→ **The task**
Each entry below is to be printed verbatim.
----- Records for this exercise
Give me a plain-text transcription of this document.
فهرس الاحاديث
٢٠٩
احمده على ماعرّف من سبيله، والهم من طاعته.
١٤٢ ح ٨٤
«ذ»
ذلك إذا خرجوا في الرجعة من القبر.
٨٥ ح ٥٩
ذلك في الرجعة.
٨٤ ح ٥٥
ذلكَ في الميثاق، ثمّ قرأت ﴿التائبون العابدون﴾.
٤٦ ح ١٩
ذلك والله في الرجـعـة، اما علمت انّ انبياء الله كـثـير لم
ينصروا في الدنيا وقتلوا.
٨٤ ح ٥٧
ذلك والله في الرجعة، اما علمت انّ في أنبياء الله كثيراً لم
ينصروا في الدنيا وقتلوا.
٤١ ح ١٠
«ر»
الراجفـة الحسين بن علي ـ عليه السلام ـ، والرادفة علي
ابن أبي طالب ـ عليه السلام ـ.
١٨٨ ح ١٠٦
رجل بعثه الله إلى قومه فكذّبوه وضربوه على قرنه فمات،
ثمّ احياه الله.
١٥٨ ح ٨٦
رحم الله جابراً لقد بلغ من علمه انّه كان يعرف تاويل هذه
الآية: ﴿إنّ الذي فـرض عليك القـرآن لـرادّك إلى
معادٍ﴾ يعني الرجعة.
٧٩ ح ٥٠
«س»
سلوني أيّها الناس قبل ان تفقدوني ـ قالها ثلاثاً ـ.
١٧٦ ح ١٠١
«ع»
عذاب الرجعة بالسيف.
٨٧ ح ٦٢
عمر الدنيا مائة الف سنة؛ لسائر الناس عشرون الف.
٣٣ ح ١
----------
→ **Response**
Give me a plain-text transcription of this document.
فهرس الاحاديث
٢٠٩
احمده على ماعرّف من سبيله، والهم من طاعته.
١٤٢ ح ٨٤
«ذ»
ذلك إذا خرجوا في الرجعة من القبر.
٨٥ ح ٥٩
ذلك في الرجعة.
٨٤ ح ٥٥
ذلكَ في الميثاق، ثمّ قرأت ﴿التائبون العابدون﴾.
٤٦ ح ١٩
ذلك والله في الرجـعـة، اما علمت انّ انبياء الله كـثـير لم
ينصروا في الدنيا وقتلوا.
٨٤ ح ٥٧
ذلك والله في الرجعة، اما علمت انّ في أنبياء الله كثيراً لم
ينصروا في الدنيا وقتلوا.
٤١ ح ١٠
«ر»
الراجفـة الحسين بن علي ـ عليه السلام ـ، والرادفة علي
ابن أبي طالب ـ عليه السلام ـ.
١٨٨ ح ١٠٦
رجل بعثه الله إلى قومه فكذّبوه وضربوه على قرنه فمات،
ثمّ احياه الله.
١٥٨ ح ٨٦
رحم الله جابراً لقد بلغ من علمه انّه كان يعرف تاويل هذه
الآية: ﴿إنّ الذي فـرض عليك القـرآن لـرادّك إلى
معادٍ﴾ يعني الرجعة.
٧٩ ح ٥٠
«س»
سلوني أيّها الناس قبل ان تفقدوني ـ قالها ثلاثاً ـ.
١٧٦ ح ١٠١
«ع»
عذاب الرجعة بالسيف.
٨٧ ح ٦٢
عمر الدنيا مائة الف سنة؛ لسائر الناس عشرون الف.
٣٣ ح ١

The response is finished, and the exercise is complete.